Consigna:
En el extracto sobre las hipótesis de conflicto de Uruguay, explica por qué se considera más probable una resistencia de desgaste. Responde en una a tres oraciones.
**** Extracto para leer
Un segundo punto tiene que ver con las hipótesis de conflicto. Si
son exclusivamente externos o combinados con conflictos internos,
tema nada menor a la luz de los hechos ocurridos 30 años atrás y
cuyas secuelas han revivido recientemente. Y los conflictos externos
qué hipótesis de agresión y qué hipótesis de defensa. Sobre la
agresión hay un hecho incontrastable: no hay hipótesis razonables
diferentes a un conflicto con un país de fuerza superior. A
diferencia de países con vecinos de similar porte, Uruguay tiene
tres vías de entrada: Brasil, Argentina o aquél que tenga poder
suficiente para desplazar una fuerza por el anchuroso Atlántico.
Todas las hipótesis conducen más o menos a la misma conclusión, o al
menos parece ser la base de la concepción militar actual: no hay
posibilidad alguna de resistencia frontal por largo tiempo, por lo
que lo más probable anda por formas de resistencia de desgaste, lo
que más o menos equivale a una lucha de guerrillas. Y si uno no se
equivoca demasiado y con bastante imprecisión técnica, ese es el
fundamento de la actual estructura del Ejército de tierra, con sus
unidades afincadas en cada departamento. Estructura que supone vasta
infraestructura, mucho personal y armamento no demasiado costoso.
********
**** Material mostrado
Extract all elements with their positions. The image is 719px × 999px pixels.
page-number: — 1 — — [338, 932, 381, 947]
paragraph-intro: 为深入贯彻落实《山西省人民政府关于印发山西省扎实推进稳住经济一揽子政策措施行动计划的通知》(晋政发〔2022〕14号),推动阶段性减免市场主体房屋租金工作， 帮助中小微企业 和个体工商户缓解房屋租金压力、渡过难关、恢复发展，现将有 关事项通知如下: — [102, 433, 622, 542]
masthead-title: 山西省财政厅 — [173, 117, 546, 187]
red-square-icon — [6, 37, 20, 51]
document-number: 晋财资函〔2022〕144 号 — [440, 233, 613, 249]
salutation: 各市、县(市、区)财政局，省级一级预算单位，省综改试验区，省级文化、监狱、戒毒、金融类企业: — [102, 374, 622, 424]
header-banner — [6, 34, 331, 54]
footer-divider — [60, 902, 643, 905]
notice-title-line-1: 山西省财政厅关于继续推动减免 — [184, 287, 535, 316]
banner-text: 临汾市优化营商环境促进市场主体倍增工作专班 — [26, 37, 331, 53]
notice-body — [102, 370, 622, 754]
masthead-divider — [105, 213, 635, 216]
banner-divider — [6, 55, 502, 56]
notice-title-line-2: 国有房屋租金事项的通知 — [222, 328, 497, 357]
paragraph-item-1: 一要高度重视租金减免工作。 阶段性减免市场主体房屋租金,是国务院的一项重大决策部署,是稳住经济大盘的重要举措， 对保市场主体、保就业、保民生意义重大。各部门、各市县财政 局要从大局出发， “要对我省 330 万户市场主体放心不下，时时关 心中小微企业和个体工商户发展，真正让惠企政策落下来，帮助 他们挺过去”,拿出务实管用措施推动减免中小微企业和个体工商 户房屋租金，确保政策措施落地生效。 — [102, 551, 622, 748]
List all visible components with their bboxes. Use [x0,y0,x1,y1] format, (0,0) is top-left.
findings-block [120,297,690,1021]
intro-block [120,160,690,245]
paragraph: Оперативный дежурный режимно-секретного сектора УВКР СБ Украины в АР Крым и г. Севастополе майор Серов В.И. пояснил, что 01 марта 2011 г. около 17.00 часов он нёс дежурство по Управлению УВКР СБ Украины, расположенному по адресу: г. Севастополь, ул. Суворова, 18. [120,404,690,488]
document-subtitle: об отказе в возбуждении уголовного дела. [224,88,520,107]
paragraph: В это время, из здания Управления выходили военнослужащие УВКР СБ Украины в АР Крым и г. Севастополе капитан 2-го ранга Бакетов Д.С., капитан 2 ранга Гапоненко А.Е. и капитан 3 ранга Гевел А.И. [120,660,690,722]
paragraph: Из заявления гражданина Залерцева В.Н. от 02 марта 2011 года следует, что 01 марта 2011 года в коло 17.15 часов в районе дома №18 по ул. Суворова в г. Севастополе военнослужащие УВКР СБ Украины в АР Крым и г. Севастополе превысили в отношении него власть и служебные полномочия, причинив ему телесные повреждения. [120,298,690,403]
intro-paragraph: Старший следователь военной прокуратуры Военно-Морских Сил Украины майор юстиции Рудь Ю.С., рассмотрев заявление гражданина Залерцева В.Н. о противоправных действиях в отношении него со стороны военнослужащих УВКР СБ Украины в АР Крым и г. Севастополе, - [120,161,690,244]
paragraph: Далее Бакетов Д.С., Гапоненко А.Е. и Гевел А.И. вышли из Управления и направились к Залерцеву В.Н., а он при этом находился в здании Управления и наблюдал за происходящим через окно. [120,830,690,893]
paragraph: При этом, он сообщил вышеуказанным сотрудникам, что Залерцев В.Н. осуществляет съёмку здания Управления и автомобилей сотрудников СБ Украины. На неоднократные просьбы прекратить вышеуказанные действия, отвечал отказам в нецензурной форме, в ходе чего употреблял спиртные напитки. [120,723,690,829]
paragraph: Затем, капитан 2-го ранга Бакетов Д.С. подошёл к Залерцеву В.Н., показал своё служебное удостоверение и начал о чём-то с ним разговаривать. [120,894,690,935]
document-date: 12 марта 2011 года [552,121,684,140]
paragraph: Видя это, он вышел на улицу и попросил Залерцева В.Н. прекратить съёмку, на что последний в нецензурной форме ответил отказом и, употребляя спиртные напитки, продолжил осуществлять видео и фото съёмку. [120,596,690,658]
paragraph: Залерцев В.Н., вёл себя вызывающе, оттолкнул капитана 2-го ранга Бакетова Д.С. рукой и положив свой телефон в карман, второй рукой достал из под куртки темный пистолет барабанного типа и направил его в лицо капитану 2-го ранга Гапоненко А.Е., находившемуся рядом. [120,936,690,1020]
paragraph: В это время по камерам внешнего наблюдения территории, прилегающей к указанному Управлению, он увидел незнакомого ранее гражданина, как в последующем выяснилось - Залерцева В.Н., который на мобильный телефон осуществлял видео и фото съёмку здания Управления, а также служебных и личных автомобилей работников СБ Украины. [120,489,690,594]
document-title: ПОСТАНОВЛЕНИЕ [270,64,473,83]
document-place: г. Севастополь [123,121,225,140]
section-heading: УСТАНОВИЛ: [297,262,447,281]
********
Respuesta:
Las únicas hipótesis razonables de agresión son un conflicto con un país de fuerza superior: Brasil, Argentina o quien pueda desplazar una fuerza por el Atlántico. Todas conducen a que no hay posibilidad alguna de resistencia frontal por largo tiempo. Por eso lo más probable son formas de resistencia de desgaste, lo que equivale más o menos a una lucha de guerrillas.